> [Problem to work on] All of the data must be printed exactly; please include every line.

> [Record excerpts]
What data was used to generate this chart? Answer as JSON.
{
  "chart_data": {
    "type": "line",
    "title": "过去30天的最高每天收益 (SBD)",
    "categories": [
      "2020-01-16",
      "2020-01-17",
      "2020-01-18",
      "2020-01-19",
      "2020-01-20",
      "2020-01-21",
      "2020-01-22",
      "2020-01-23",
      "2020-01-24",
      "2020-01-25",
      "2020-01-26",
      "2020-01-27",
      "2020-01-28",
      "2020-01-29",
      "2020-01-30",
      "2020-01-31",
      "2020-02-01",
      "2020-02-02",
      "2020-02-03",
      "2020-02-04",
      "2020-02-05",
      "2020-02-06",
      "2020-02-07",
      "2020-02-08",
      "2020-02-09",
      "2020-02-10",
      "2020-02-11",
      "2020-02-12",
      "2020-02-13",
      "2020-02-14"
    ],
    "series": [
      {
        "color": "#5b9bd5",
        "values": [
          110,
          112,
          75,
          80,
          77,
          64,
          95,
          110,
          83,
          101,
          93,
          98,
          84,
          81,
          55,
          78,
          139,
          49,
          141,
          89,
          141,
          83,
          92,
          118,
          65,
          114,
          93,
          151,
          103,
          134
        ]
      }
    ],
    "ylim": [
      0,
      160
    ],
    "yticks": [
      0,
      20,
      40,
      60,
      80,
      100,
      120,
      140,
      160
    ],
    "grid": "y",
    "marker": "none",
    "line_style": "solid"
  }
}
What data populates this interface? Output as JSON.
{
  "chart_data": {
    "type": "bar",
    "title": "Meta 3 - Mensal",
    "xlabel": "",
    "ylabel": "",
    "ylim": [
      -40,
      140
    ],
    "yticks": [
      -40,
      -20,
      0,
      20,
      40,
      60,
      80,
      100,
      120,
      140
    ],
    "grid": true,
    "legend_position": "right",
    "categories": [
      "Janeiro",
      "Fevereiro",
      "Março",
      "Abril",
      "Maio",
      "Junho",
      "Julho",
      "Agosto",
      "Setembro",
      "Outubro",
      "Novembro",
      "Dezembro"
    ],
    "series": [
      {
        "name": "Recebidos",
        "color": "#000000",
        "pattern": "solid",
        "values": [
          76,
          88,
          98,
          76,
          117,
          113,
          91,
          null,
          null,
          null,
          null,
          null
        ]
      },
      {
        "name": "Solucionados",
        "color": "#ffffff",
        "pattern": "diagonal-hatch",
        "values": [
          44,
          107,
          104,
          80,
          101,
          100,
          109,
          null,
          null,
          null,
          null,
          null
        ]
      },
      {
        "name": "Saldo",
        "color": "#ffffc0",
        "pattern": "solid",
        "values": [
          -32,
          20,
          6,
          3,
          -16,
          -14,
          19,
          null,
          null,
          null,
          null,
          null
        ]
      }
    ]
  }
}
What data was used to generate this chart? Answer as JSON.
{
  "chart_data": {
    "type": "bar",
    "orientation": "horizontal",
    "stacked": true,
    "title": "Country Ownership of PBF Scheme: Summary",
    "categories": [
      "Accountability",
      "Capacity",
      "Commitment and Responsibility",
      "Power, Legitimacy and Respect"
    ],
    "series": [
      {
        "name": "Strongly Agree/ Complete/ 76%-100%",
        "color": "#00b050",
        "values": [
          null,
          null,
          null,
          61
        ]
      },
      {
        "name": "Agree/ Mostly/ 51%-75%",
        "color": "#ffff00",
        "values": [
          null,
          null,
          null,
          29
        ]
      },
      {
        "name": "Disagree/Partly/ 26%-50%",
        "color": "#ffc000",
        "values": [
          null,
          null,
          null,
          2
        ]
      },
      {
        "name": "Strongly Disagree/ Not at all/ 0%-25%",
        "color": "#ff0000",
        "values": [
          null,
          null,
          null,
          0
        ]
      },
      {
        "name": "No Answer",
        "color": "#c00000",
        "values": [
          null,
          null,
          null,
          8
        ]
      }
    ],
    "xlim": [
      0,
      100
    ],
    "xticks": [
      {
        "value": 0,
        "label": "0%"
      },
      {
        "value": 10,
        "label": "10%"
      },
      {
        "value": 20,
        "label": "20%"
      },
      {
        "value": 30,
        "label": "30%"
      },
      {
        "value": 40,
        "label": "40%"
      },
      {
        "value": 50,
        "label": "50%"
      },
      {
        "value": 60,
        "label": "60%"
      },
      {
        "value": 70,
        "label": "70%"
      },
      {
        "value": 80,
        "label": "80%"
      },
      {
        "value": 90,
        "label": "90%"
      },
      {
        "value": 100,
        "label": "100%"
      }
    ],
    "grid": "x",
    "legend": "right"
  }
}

> [Result of the exercise]
What data was used to generate this chart? Answer as JSON.
{
  "chart_data": {
    "type": "line",
    "title": "过去30天的最高每天收益 (SBD)",
    "categories": [
      "2020-01-16",
      "2020-01-17",
      "2020-01-18",
      "2020-01-19",
      "2020-01-20",
      "2020-01-21",
      "2020-01-22",
      "2020-01-23",
      "2020-01-24",
      "2020-01-25",
      "2020-01-26",
      "2020-01-27",
      "2020-01-28",
      "2020-01-29",
      "2020-01-30",
      "2020-01-31",
      "2020-02-01",
      "2020-02-02",
      "2020-02-03",
      "2020-02-04",
      "2020-02-05",
      "2020-02-06",
      "2020-02-07",
      "2020-02-08",
      "2020-02-09",
      "2020-02-10",
      "2020-02-11",
      "2020-02-12",
      "2020-02-13",
      "2020-02-14"
    ],
    "series": [
      {
        "color": "#5b9bd5",
        "values": [
          110,
          112,
          75,
          80,
          77,
          64,
          95,
          110,
          83,
          101,
          93,
          98,
          84,
          81,
          55,
          78,
          139,
          49,
          141,
          89,
          141,
          83,
          92,
          118,
          65,
          114,
          93,
          151,
          103,
          134
        ]
      }
    ],
    "ylim": [
      0,
      160
    ],
    "yticks": [
      0,
      20,
      40,
      60,
      80,
      100,
      120,
      140,
      160
    ],
    "grid": "y",
    "marker": "none",
    "line_style": "solid"
  }
}
What data populates this interface? Output as JSON.
{
  "chart_data": {
    "type": "bar",
    "title": "Meta 3 - Mensal",
    "xlabel": "",
    "ylabel": "",
    "ylim": [
      -40,
      140
    ],
    "yticks": [
      -40,
      -20,
      0,
      20,
      40,
      60,
      80,
      100,
      120,
      140
    ],
    "grid": true,
    "legend_position": "right",
    "categories": [
      "Janeiro",
      "Fevereiro",
      "Março",
      "Abril",
      "Maio",
      "Junho",
      "Julho",
      "Agosto",
      "Setembro",
      "Outubro",
      "Novembro",
      "Dezembro"
    ],
    "series": [
      {
        "name": "Recebidos",
        "color": "#000000",
        "pattern": "solid",
        "values": [
          76,
          88,
          98,
          76,
          117,
          113,
          91,
          null,
          null,
          null,
          null,
          null
        ]
      },
      {
        "name": "Solucionados",
        "color": "#ffffff",
        "pattern": "diagonal-hatch",
        "values": [
          44,
          107,
          104,
          80,
          101,
          100,
          109,
          null,
          null,
          null,
          null,
          null
        ]
      },
      {
        "name": "Saldo",
        "color": "#ffffc0",
        "pattern": "solid",
        "values": [
          -32,
          20,
          6,
          3,
          -16,
          -14,
          19,
          null,
          null,
          null,
          null,
          null
        ]
      }
    ]
  }
}
What data was used to generate this chart? Answer as JSON.
{
  "chart_data": {
    "type": "bar",
    "orientation": "horizontal",
    "stacked": true,
    "title": "Country Ownership of PBF Scheme: Summary",
    "categories": [
      "Accountability",
      "Capacity",
      "Commitment and Responsibility",
      "Power, Legitimacy and Respect"
    ],
    "series": [
      {
        "name": "Strongly Agree/ Complete/ 76%-100%",
        "color": "#00b050",
        "values": [
          null,
          null,
          null,
          61
        ]
      },
      {
        "name": "Agree/ Mostly/ 51%-75%",
        "color": "#ffff00",
        "values": [
          null,
          null,
          null,
          29
        ]
      },
      {
        "name": "Disagree/Partly/ 26%-50%",
        "color": "#ffc000",
        "values": [
          null,
          null,
          null,
          2
        ]
      },
      {
        "name": "Strongly Disagree/ Not at all/ 0%-25%",
        "color": "#ff0000",
        "values": [
          null,
          null,
          null,
          0
        ]
      },
      {
        "name": "No Answer",
        "color": "#c00000",
        "values": [
          null,
          null,
          null,
          8
        ]
      }
    ],
    "xlim": [
      0,
      100
    ],
    "xticks": [
      {
        "value": 0,
        "label": "0%"
      },
      {
        "value": 10,
        "label": "10%"
      },
      {
        "value": 20,
        "label": "20%"
      },
      {
        "value": 30,
        "label": "30%"
      },
      {
        "value": 40,
        "label": "40%"
      },
      {
        "value": 50,
        "label": "50%"
      },
      {
        "value": 60,
        "label": "60%"
      },
      {
        "value": 70,
        "label": "70%"
      },
      {
        "value": 80,
        "label": "80%"
      },
      {
        "value": 90,
        "label": "90%"
      },
      {
        "value": 100,
        "label": "100%"
      }
    ],
    "grid": "x",
    "legend": "right"
  }
}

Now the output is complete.